**Written problem:**
Go through the listing and copy each line with the string "true".

**Data listing:**

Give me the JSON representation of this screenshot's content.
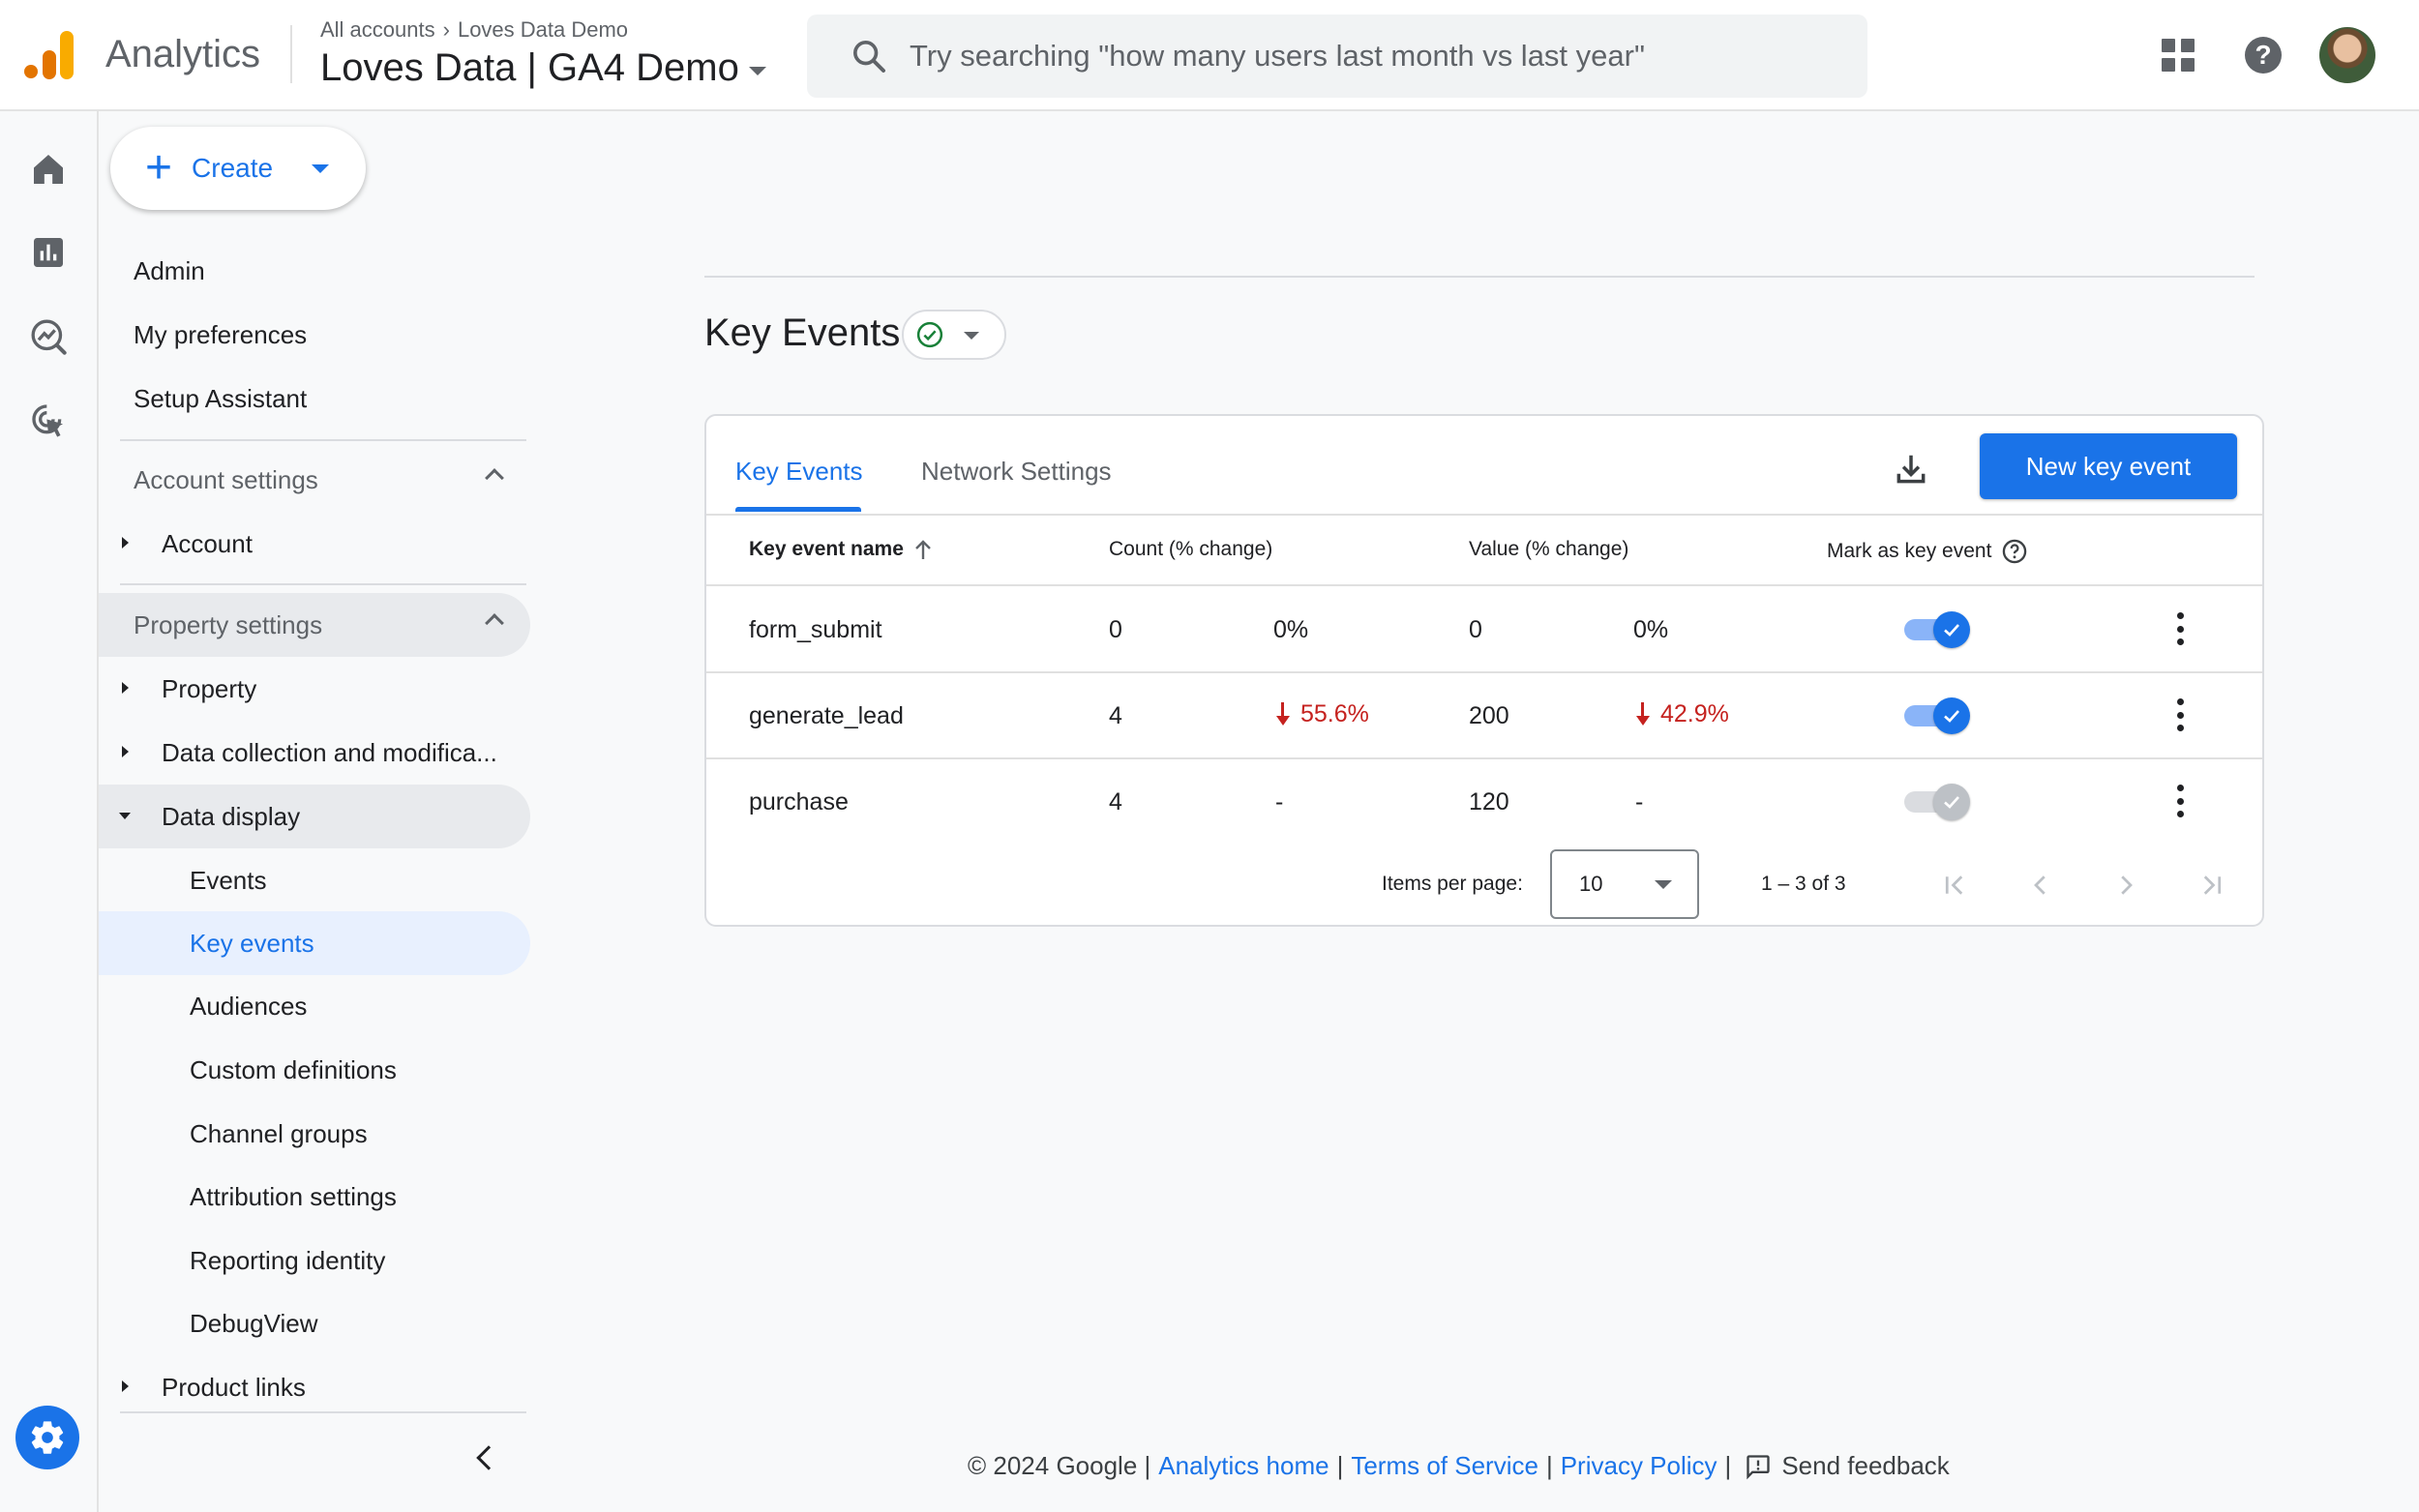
{
  "header": {
    "product_name": "Analytics",
    "breadcrumb": [
      "All accounts",
      "Loves Data Demo"
    ],
    "property_name": "Loves Data | GA4 Demo",
    "search_placeholder": "Try searching \"how many users last month vs last year\"",
    "brand_colors": {
      "logo_orange": "#f9ab00",
      "logo_dark": "#e37400"
    }
  },
  "rail": {
    "icons": [
      "home-icon",
      "reports-icon",
      "explore-icon",
      "advertising-icon"
    ],
    "settings_icon": "gear-icon"
  },
  "sidebar": {
    "create_label": "Create",
    "top_items": [
      "Admin",
      "My preferences",
      "Setup Assistant"
    ],
    "account_section": {
      "label": "Account settings",
      "items": [
        "Account"
      ]
    },
    "property_section": {
      "label": "Property settings",
      "items": [
        "Property",
        "Data collection and modifica...",
        "Data display"
      ],
      "data_display_children": [
        "Events",
        "Key events",
        "Audiences",
        "Custom definitions",
        "Channel groups",
        "Attribution settings",
        "Reporting identity",
        "DebugView"
      ],
      "after_items": [
        "Product links"
      ]
    },
    "active_item": "Key events"
  },
  "main": {
    "title": "Key Events",
    "tabs": [
      {
        "label": "Key Events",
        "active": true
      },
      {
        "label": "Network Settings",
        "active": false
      }
    ],
    "new_button_label": "New key event",
    "table": {
      "columns": [
        "Key event name",
        "Count (% change)",
        "Value (% change)",
        "Mark as key event"
      ],
      "rows": [
        {
          "name": "form_submit",
          "count": "0",
          "count_change": "0%",
          "count_down": false,
          "value": "0",
          "value_change": "0%",
          "value_down": false,
          "marked": true
        },
        {
          "name": "generate_lead",
          "count": "4",
          "count_change": "55.6%",
          "count_down": true,
          "value": "200",
          "value_change": "42.9%",
          "value_down": true,
          "marked": true
        },
        {
          "name": "purchase",
          "count": "4",
          "count_change": "-",
          "count_down": false,
          "value": "120",
          "value_change": "-",
          "value_down": false,
          "marked": false
        }
      ]
    },
    "pagination": {
      "label": "Items per page:",
      "page_size": "10",
      "range": "1 – 3 of 3"
    }
  },
  "footer": {
    "copyright": "© 2024 Google |",
    "links": [
      "Analytics home",
      "Terms of Service",
      "Privacy Policy"
    ],
    "feedback": "Send feedback"
  },
  "colors": {
    "accent": "#1a73e8",
    "negative": "#c5221f",
    "active_nav_bg": "#e8f0fe"
  }
}
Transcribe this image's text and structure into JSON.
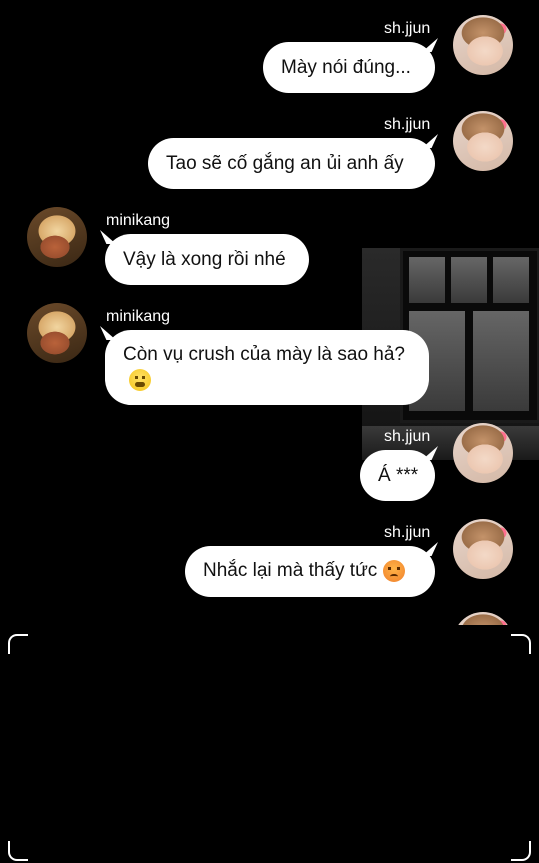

**Expected output:**
        "active": true
          "marked": true
          "count_down": true,
          "value_down": true,
          "marked": true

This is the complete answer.